(Figure data in JSON)
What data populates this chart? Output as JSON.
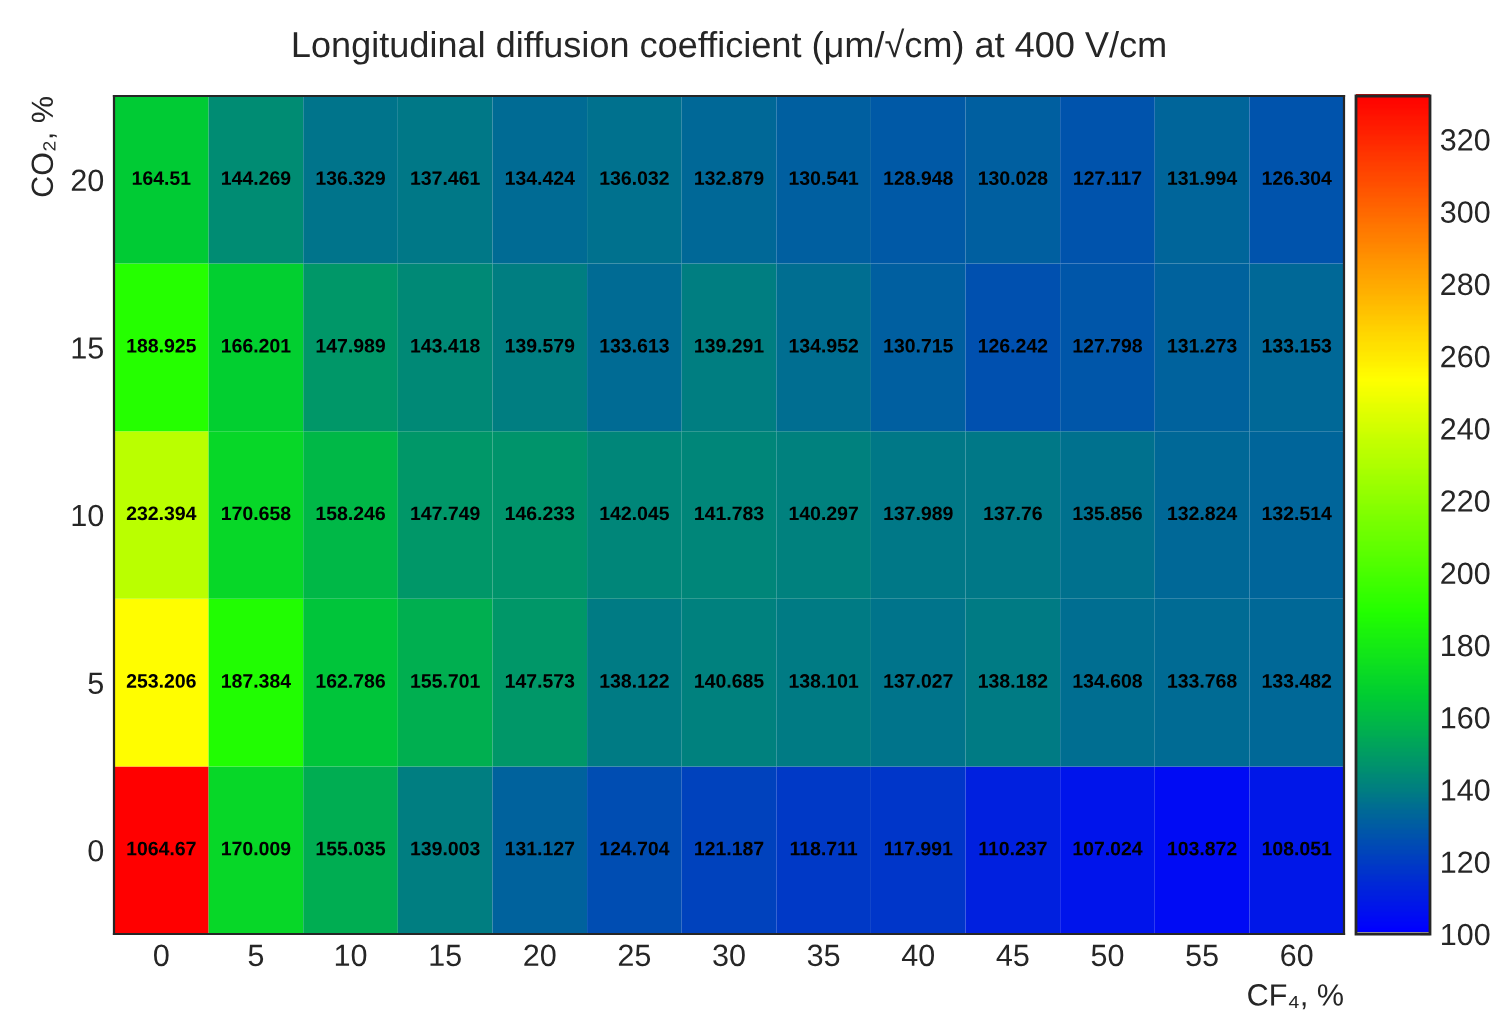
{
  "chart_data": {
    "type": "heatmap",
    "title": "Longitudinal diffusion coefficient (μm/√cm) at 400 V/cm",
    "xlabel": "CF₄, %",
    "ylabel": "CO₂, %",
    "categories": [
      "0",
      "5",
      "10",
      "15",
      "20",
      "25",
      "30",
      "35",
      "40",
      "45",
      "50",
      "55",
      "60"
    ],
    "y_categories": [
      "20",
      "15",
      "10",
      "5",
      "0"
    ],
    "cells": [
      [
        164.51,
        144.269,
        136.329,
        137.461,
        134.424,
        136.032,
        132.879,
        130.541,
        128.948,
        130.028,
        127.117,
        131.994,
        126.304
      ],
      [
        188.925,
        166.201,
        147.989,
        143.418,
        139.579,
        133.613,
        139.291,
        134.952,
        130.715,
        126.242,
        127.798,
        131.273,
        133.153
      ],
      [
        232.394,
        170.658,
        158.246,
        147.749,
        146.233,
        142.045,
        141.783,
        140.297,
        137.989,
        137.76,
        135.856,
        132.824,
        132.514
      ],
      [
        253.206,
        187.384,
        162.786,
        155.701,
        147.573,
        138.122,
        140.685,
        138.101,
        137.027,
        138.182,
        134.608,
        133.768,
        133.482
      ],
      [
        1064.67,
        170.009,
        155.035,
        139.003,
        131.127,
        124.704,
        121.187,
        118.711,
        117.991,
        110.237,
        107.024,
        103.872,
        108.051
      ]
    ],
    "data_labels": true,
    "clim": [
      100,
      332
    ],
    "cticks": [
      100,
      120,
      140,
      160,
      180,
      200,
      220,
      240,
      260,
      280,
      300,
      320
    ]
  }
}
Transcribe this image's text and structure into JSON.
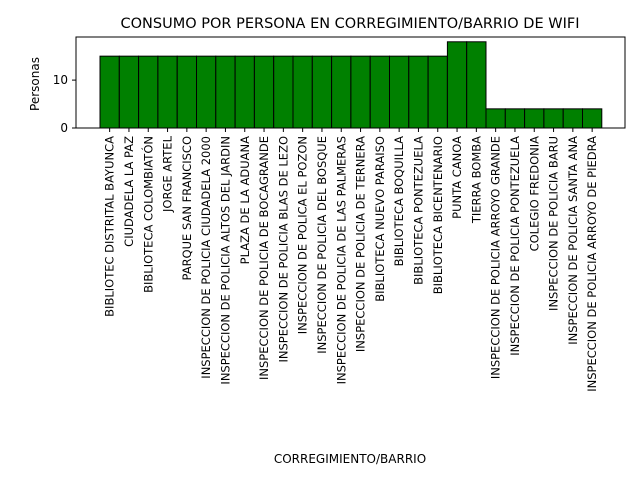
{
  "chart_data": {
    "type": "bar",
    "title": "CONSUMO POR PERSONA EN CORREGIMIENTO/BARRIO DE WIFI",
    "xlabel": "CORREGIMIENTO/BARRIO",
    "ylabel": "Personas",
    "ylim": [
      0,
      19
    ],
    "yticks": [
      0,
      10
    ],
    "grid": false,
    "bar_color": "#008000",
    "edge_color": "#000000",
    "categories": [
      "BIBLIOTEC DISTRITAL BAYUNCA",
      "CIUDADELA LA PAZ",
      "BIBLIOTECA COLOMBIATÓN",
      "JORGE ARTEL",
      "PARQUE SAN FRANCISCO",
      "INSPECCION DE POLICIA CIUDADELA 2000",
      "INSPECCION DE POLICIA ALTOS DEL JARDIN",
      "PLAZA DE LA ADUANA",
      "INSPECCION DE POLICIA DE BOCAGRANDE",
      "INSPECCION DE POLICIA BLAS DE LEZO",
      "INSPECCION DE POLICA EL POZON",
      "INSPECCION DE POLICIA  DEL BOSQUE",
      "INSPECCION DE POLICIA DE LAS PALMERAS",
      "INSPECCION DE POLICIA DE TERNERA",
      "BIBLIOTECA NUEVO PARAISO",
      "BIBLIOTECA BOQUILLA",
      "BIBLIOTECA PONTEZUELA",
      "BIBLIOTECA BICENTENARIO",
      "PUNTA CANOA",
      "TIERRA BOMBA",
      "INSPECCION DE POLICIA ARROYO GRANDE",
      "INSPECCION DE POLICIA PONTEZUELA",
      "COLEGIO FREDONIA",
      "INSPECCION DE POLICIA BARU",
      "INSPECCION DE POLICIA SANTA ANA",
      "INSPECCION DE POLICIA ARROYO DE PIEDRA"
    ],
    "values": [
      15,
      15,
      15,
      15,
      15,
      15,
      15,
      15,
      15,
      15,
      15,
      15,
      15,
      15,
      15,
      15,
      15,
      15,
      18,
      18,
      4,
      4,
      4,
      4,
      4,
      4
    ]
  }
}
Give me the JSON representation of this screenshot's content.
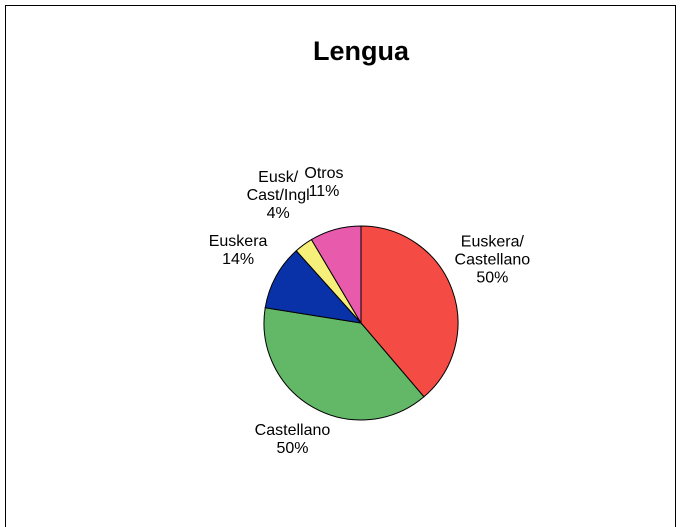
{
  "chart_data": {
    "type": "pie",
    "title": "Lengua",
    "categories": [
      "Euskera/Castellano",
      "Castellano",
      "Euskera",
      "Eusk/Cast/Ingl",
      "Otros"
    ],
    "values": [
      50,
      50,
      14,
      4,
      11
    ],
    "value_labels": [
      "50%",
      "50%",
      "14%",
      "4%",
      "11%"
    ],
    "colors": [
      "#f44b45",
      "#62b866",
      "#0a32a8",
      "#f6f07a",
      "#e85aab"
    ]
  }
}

*Task description*. Retype the whole listing exactly and leave the pictures out.

*Full output*.
What data populates this chart? Output as JSON.
{
  "chart_data": {
    "type": "heatmap",
    "title": "Longitudinal diffusion coefficient (μm/√cm) at 400 V/cm",
    "xlabel": "CF₄, %",
    "ylabel": "CO₂, %",
    "categories": [
      "0",
      "5",
      "10",
      "15",
      "20",
      "25",
      "30",
      "35",
      "40",
      "45",
      "50",
      "55",
      "60"
    ],
    "y_categories": [
      "20",
      "15",
      "10",
      "5",
      "0"
    ],
    "cells": [
      [
        164.51,
        144.269,
        136.329,
        137.461,
        134.424,
        136.032,
        132.879,
        130.541,
        128.948,
        130.028,
        127.117,
        131.994,
        126.304
      ],
      [
        188.925,
        166.201,
        147.989,
        143.418,
        139.579,
        133.613,
        139.291,
        134.952,
        130.715,
        126.242,
        127.798,
        131.273,
        133.153
      ],
      [
        232.394,
        170.658,
        158.246,
        147.749,
        146.233,
        142.045,
        141.783,
        140.297,
        137.989,
        137.76,
        135.856,
        132.824,
        132.514
      ],
      [
        253.206,
        187.384,
        162.786,
        155.701,
        147.573,
        138.122,
        140.685,
        138.101,
        137.027,
        138.182,
        134.608,
        133.768,
        133.482
      ],
      [
        1064.67,
        170.009,
        155.035,
        139.003,
        131.127,
        124.704,
        121.187,
        118.711,
        117.991,
        110.237,
        107.024,
        103.872,
        108.051
      ]
    ],
    "data_labels": true,
    "clim": [
      100,
      332
    ],
    "cticks": [
      100,
      120,
      140,
      160,
      180,
      200,
      220,
      240,
      260,
      280,
      300,
      320
    ]
  }
}
Transcribe this image's text and structure into JSON.
{
  "chart_data": {
    "type": "bar",
    "title": "CONSUMO POR PERSONA EN CORREGIMIENTO/BARRIO DE WIFI",
    "xlabel": "CORREGIMIENTO/BARRIO",
    "ylabel": "Personas",
    "ylim": [
      0,
      19
    ],
    "yticks": [
      0,
      10
    ],
    "grid": false,
    "bar_color": "#008000",
    "edge_color": "#000000",
    "categories": [
      "BIBLIOTEC DISTRITAL BAYUNCA",
      "CIUDADELA LA PAZ",
      "BIBLIOTECA COLOMBIATÓN",
      "JORGE ARTEL",
      "PARQUE SAN FRANCISCO",
      "INSPECCION DE POLICIA CIUDADELA 2000",
      "INSPECCION DE POLICIA ALTOS DEL JARDIN",
      "PLAZA DE LA ADUANA",
      "INSPECCION DE POLICIA DE BOCAGRANDE",
      "INSPECCION DE POLICIA BLAS DE LEZO",
      "INSPECCION DE POLICA EL POZON",
      "INSPECCION DE POLICIA  DEL BOSQUE",
      "INSPECCION DE POLICIA DE LAS PALMERAS",
      "INSPECCION DE POLICIA DE TERNERA",
      "BIBLIOTECA NUEVO PARAISO",
      "BIBLIOTECA BOQUILLA",
      "BIBLIOTECA PONTEZUELA",
      "BIBLIOTECA BICENTENARIO",
      "PUNTA CANOA",
      "TIERRA BOMBA",
      "INSPECCION DE POLICIA ARROYO GRANDE",
      "INSPECCION DE POLICIA PONTEZUELA",
      "COLEGIO FREDONIA",
      "INSPECCION DE POLICIA BARU",
      "INSPECCION DE POLICIA SANTA ANA",
      "INSPECCION DE POLICIA ARROYO DE PIEDRA"
    ],
    "values": [
      15,
      15,
      15,
      15,
      15,
      15,
      15,
      15,
      15,
      15,
      15,
      15,
      15,
      15,
      15,
      15,
      15,
      15,
      18,
      18,
      4,
      4,
      4,
      4,
      4,
      4
    ]
  }
}
Give me the JSON representation of this screenshot's content.
{
  "chart_data": {
    "type": "pie",
    "title": "Lengua",
    "categories": [
      "Euskera/Castellano",
      "Castellano",
      "Euskera",
      "Eusk/Cast/Ingl",
      "Otros"
    ],
    "values": [
      50,
      50,
      14,
      4,
      11
    ],
    "value_labels": [
      "50%",
      "50%",
      "14%",
      "4%",
      "11%"
    ],
    "colors": [
      "#f44b45",
      "#62b866",
      "#0a32a8",
      "#f6f07a",
      "#e85aab"
    ]
  }
}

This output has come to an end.